TASK BRIEF =>
Copy the records that follow exactly as written, but not their pictures.

────────────────────

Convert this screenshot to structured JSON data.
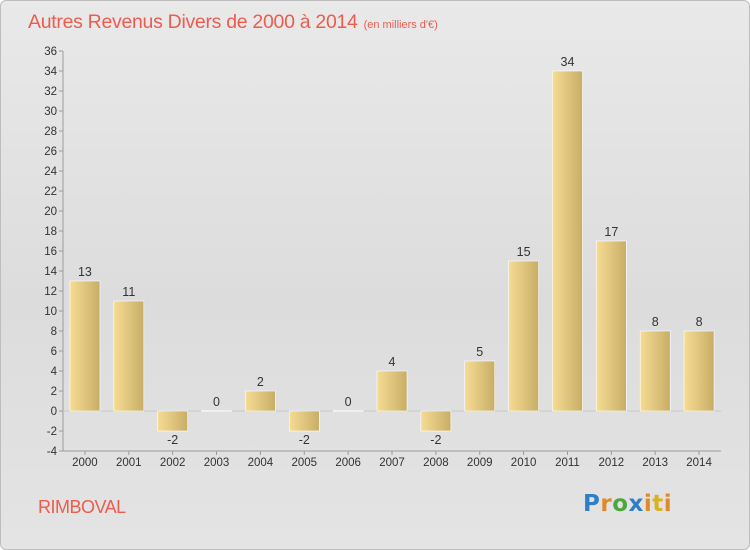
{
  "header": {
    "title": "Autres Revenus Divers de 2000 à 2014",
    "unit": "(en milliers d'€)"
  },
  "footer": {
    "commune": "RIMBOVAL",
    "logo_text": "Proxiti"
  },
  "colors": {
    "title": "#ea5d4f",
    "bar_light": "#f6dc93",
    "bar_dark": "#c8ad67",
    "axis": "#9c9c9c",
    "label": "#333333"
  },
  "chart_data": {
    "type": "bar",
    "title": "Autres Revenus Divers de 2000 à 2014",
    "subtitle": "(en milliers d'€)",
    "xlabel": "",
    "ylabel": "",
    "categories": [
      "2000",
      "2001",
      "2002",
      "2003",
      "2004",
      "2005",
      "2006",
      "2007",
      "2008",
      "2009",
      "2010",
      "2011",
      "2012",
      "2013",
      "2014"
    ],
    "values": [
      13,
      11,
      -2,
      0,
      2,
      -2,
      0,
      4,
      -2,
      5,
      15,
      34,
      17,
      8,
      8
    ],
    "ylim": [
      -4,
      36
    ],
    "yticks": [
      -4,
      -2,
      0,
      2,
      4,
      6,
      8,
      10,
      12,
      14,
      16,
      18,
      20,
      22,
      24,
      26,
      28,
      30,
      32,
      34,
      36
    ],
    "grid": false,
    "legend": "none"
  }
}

────────────────────

EXERCISE SOLUTION =>
Convert this screenshot to structured JSON data.
{
  "header": {
    "title": "Autres Revenus Divers de 2000 à 2014",
    "unit": "(en milliers d'€)"
  },
  "footer": {
    "commune": "RIMBOVAL",
    "logo_text": "Proxiti"
  },
  "colors": {
    "title": "#ea5d4f",
    "bar_light": "#f6dc93",
    "bar_dark": "#c8ad67",
    "axis": "#9c9c9c",
    "label": "#333333"
  },
  "chart_data": {
    "type": "bar",
    "title": "Autres Revenus Divers de 2000 à 2014",
    "subtitle": "(en milliers d'€)",
    "xlabel": "",
    "ylabel": "",
    "categories": [
      "2000",
      "2001",
      "2002",
      "2003",
      "2004",
      "2005",
      "2006",
      "2007",
      "2008",
      "2009",
      "2010",
      "2011",
      "2012",
      "2013",
      "2014"
    ],
    "values": [
      13,
      11,
      -2,
      0,
      2,
      -2,
      0,
      4,
      -2,
      5,
      15,
      34,
      17,
      8,
      8
    ],
    "ylim": [
      -4,
      36
    ],
    "yticks": [
      -4,
      -2,
      0,
      2,
      4,
      6,
      8,
      10,
      12,
      14,
      16,
      18,
      20,
      22,
      24,
      26,
      28,
      30,
      32,
      34,
      36
    ],
    "grid": false,
    "legend": "none"
  }
}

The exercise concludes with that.